▶ _RESULTADO ESPERADO_
Como fica o trecho sobre a morte do ex-imperador, de "A morte do ex-imperador" a "pela imprensa nacional.", se trocarmos "telegramas" por "cartas"?

▶ _TRECHO FORNECIDO_
○ ○ ○

Arquivo Histórico do Museu Mariano Procópio. Reprodução: Gil Velloso.
A morte do ex-imperador teve grande repercussão no Brasil e no mundo: milhares de telegramas e centenas de coroas de flores foram enviados ao hotel. A imprensa estrangeira publicou artigos elogiosos à sua figura. No Brasil, apesar do silêncio do regime republicano, casas comerciais fecharam as portas, sinos anunciaram seu passamento, tarjas pretas se fizeram presentes nas roupas, bandeiras foram hasteadas a meio pau, missas realizadas e necrológios publicados. Os funerais, que aconteceram em Paris e Lisboa, após o embalsamento do corpo, foram minuciosamente acompanhados pela imprensa nacional.
Os funerais do imperador destituído
O Arquivo Histórico do Museu Mariano Procópio possui alguns exemplares do convite para as exéquias de d. Pedro que aconteceram na igreja de Madeleine, em Paris, no dia 09 de dezembro de 1891. O convite, escrito em francês, possui as armas imperiais e uma margem preta, em referência ao luto. Impresso pela “Maison Henri de Borniol”, casa funerária ativa ainda hoje, apresenta d. Pedro como “Sua Majestade O Imperador do Brasil” – não obstante a extinção do império brasileiro em 1889, após a proclamação da república no país. No canto inferior esquerdo, consta a informação por onde os convidados deveriam entrar para tomar seus lugares. No canto inferior direito, o nome de quem convidava, conde de Aljezur, camareiro da Corte Imperial.

Carlos Mendonça
A distribuição dos convites obedeceu a um rigoroso protocolo, que levou em consideração o status do convidado. Conhecidos em diferentes cores, as quais indicavam o lugar do indivíduo na igreja, estes foram enviados às personalidades arroladas pelo Serviço de Protocolo do governo francês em acordo com a princesa Isabel. Tais convites são raros, pois poucos exemplares foram conservados.


Reprodução: Carlos Mendonça.

○ ○ ○

▶ _DADOS FORNECIDOS_
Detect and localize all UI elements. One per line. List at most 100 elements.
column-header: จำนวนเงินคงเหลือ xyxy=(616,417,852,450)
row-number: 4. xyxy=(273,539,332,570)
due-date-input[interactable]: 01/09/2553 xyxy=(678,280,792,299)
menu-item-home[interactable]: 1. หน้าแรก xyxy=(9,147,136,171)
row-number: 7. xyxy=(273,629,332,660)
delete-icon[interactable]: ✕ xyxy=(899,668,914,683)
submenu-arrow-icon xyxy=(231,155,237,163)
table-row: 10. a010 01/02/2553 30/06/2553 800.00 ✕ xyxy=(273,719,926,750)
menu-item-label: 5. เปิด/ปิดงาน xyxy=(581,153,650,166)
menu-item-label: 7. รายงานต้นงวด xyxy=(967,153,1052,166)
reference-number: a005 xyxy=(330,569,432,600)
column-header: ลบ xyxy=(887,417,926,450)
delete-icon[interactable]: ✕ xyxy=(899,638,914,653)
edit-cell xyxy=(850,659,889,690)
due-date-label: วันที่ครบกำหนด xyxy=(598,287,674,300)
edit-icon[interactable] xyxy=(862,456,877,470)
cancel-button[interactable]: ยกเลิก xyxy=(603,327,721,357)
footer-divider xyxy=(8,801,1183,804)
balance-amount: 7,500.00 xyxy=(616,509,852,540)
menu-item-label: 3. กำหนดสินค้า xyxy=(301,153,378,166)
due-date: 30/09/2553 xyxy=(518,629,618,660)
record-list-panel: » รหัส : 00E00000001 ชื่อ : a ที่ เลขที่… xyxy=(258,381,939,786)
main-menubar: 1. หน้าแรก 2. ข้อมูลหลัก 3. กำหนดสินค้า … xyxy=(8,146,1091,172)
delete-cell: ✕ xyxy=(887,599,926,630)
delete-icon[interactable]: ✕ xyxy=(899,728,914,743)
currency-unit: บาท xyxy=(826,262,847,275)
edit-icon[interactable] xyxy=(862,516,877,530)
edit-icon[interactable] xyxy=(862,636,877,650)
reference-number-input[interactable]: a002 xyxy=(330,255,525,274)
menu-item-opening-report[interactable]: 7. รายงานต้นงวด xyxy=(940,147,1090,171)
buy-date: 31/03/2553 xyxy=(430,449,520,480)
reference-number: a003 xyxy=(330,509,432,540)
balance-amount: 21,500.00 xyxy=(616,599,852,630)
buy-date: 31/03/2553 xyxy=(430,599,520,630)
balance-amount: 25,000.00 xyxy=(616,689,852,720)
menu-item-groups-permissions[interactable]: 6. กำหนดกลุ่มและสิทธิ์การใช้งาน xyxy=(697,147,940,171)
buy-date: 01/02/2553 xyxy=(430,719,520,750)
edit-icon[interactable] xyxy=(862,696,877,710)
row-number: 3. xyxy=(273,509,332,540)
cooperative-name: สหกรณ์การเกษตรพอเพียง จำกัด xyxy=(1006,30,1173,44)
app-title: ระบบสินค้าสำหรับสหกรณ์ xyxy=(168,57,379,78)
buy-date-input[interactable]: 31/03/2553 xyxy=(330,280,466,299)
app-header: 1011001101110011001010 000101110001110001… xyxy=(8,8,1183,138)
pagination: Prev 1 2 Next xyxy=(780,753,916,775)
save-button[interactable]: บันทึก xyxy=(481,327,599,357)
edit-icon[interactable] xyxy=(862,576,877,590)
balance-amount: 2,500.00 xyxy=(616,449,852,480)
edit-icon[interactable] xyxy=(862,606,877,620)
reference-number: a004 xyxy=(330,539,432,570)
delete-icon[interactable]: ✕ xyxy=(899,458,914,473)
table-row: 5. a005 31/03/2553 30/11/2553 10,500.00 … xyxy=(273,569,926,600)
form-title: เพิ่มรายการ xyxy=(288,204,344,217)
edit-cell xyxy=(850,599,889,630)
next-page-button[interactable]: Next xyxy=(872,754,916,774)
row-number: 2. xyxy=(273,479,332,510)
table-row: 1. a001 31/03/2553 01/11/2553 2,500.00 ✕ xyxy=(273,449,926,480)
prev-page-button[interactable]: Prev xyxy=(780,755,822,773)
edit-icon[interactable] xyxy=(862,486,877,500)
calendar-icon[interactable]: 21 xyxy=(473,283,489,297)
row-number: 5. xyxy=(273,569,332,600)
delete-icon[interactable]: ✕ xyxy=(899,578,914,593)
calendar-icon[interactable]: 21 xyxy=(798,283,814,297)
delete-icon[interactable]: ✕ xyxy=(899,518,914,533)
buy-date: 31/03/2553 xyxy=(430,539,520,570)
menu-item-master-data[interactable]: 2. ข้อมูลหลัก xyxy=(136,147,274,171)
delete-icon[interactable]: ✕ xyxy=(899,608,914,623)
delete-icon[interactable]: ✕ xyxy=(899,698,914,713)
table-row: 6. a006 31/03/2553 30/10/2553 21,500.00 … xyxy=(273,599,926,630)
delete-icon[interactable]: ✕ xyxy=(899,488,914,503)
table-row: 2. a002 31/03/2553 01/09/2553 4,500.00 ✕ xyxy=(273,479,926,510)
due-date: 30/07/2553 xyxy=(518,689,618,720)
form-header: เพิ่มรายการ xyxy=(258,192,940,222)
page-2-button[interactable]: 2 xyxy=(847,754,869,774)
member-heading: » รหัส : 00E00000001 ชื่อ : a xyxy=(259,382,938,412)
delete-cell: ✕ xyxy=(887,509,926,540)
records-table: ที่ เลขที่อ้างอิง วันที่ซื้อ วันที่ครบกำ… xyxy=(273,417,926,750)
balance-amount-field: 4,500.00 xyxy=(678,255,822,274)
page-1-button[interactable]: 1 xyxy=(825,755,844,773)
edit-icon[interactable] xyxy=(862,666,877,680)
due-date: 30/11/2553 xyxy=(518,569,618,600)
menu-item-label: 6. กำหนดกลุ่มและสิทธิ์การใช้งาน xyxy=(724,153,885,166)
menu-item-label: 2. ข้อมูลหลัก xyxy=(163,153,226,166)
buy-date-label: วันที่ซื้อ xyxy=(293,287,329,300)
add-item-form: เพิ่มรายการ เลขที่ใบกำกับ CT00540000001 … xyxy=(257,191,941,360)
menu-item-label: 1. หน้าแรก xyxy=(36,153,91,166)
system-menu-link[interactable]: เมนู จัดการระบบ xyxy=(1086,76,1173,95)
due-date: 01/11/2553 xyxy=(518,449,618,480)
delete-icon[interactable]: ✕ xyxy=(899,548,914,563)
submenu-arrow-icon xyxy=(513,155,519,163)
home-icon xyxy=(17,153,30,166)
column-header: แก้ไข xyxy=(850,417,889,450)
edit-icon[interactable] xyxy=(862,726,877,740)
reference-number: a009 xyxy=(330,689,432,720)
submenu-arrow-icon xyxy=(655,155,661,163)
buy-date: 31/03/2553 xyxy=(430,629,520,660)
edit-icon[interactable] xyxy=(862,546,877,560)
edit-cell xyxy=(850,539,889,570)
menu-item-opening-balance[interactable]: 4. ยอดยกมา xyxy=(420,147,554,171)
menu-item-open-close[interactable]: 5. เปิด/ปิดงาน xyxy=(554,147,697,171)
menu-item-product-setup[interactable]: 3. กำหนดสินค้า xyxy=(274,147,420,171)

○ ○ ○

▶ _SOLUÇÃO DA TAREFA_
A morte do ex-imperador teve grande repercussão no Brasil e no mundo: milhares de cartas e centenas de coroas de flores foram enviados ao hotel. A imprensa estrangeira publicou artigos elogiosos à sua figura. No Brasil, apesar do silêncio do regime republicano, casas comerciais fecharam as portas, sinos anunciaram seu passamento, tarjas pretas se fizeram presentes nas roupas, bandeiras foram hasteadas a meio pau, missas realizadas e necrológios publicados. Os funerais, que aconteceram em Paris e Lisboa, após o embalsamento do corpo, foram minuciosamente acompanhados pela imprensa nacional.